*** Records for processing

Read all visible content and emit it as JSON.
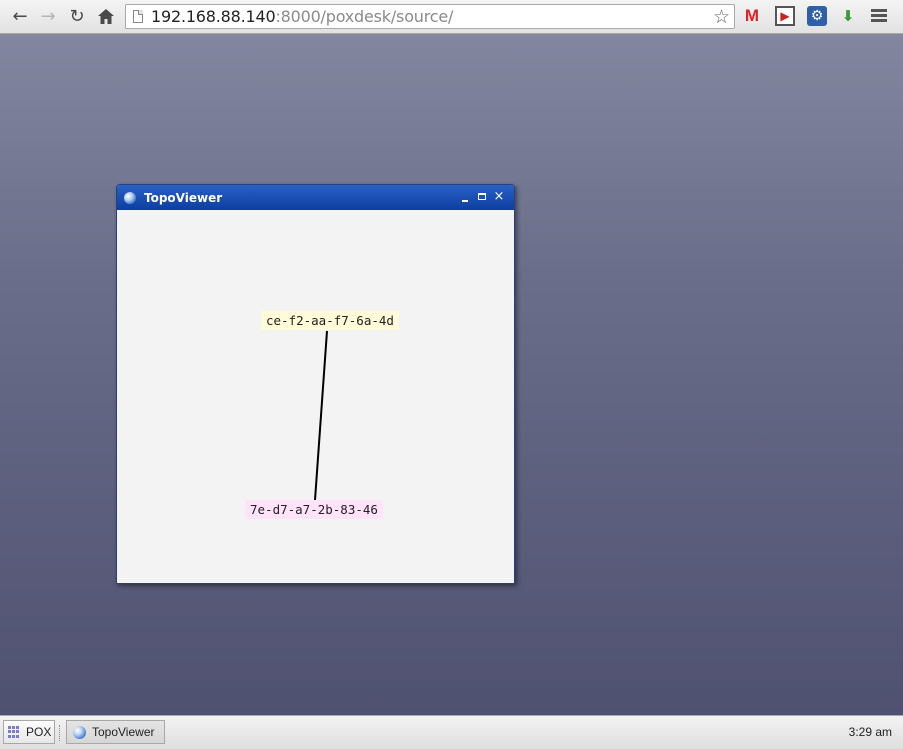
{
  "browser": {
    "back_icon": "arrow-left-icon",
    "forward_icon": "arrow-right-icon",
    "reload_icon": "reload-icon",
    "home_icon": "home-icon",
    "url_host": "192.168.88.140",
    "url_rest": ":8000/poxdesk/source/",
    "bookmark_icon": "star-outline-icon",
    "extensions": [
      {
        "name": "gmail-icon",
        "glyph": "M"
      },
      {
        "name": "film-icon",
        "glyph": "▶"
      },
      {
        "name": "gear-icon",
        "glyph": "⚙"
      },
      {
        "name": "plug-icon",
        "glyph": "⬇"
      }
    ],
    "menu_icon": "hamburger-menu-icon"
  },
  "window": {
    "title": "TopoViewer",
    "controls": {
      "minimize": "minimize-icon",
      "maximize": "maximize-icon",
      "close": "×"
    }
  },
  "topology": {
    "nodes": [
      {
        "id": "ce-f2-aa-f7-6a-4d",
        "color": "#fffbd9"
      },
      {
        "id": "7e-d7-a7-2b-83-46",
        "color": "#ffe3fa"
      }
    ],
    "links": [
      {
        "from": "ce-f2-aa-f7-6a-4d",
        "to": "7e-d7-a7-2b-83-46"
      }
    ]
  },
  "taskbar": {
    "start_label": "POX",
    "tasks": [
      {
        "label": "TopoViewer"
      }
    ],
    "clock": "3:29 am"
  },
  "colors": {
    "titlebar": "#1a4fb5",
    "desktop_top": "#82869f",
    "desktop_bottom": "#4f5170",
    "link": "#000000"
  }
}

******
*** Records for processing

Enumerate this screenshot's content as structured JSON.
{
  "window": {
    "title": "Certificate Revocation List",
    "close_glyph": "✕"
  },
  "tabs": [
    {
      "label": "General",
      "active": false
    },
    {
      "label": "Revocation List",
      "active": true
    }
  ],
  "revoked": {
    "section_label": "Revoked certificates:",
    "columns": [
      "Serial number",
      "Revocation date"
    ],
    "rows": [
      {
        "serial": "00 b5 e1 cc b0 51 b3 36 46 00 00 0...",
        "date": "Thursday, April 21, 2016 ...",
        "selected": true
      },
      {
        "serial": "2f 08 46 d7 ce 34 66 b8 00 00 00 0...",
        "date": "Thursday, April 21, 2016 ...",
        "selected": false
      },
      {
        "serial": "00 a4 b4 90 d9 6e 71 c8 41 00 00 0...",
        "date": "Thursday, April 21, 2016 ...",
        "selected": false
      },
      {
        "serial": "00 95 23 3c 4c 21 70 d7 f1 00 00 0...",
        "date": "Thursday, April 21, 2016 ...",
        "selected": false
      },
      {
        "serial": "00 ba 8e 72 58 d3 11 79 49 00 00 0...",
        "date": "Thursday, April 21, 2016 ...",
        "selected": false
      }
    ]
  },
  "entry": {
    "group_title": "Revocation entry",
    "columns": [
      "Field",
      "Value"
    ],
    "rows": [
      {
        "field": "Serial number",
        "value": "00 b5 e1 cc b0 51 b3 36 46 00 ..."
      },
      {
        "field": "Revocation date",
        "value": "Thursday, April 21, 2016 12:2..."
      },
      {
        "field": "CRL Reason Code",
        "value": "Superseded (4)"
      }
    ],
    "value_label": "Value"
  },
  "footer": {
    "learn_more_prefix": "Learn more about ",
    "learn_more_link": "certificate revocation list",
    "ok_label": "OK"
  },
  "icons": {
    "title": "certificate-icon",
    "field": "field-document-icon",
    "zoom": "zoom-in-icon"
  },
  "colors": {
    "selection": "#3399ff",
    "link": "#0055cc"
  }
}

******
*** Records for processing

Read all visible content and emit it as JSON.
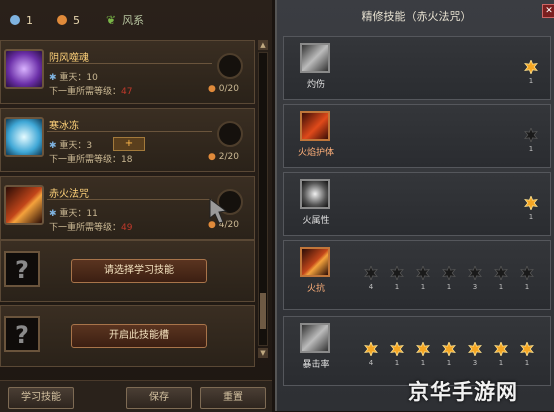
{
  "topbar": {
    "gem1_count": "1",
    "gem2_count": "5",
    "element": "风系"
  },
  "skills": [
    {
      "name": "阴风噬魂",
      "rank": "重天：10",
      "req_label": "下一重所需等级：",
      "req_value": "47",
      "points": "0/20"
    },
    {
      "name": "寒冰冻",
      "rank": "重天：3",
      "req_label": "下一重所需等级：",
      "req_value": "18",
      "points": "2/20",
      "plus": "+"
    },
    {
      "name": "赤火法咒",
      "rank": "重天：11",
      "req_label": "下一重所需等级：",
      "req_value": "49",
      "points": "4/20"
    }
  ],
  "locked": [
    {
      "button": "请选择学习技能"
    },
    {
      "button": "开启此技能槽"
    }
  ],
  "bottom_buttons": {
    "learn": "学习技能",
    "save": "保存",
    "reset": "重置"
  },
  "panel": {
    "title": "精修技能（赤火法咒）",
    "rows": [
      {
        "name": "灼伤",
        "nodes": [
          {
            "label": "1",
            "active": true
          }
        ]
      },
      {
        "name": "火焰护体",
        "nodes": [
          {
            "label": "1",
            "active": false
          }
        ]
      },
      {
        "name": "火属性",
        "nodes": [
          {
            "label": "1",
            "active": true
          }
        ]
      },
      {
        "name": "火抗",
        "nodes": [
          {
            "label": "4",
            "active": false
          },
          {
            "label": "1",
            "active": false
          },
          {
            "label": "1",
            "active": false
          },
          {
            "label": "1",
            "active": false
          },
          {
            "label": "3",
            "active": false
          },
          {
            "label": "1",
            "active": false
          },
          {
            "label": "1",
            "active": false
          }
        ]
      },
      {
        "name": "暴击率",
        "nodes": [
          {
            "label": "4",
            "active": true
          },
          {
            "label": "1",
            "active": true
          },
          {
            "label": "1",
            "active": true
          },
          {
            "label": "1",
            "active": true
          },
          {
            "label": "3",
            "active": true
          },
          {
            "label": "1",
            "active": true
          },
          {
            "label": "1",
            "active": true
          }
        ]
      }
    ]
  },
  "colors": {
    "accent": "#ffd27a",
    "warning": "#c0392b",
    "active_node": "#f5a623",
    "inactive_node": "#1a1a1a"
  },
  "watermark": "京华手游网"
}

******

### Problem to work on:
Gather each line of the listing that holds the string "name".

### Full solution:
        "name": "gmail-icon",
        "name": "film-icon",
        "name": "gear-icon",
        "name": "plug-icon",
      "name": "阴风噬魂",
      "name": "寒冰冻",
      "name": "赤火法咒",
        "name": "灼伤",
        "name": "火焰护体",
        "name": "火属性",
        "name": "火抗",
        "name": "暴击率",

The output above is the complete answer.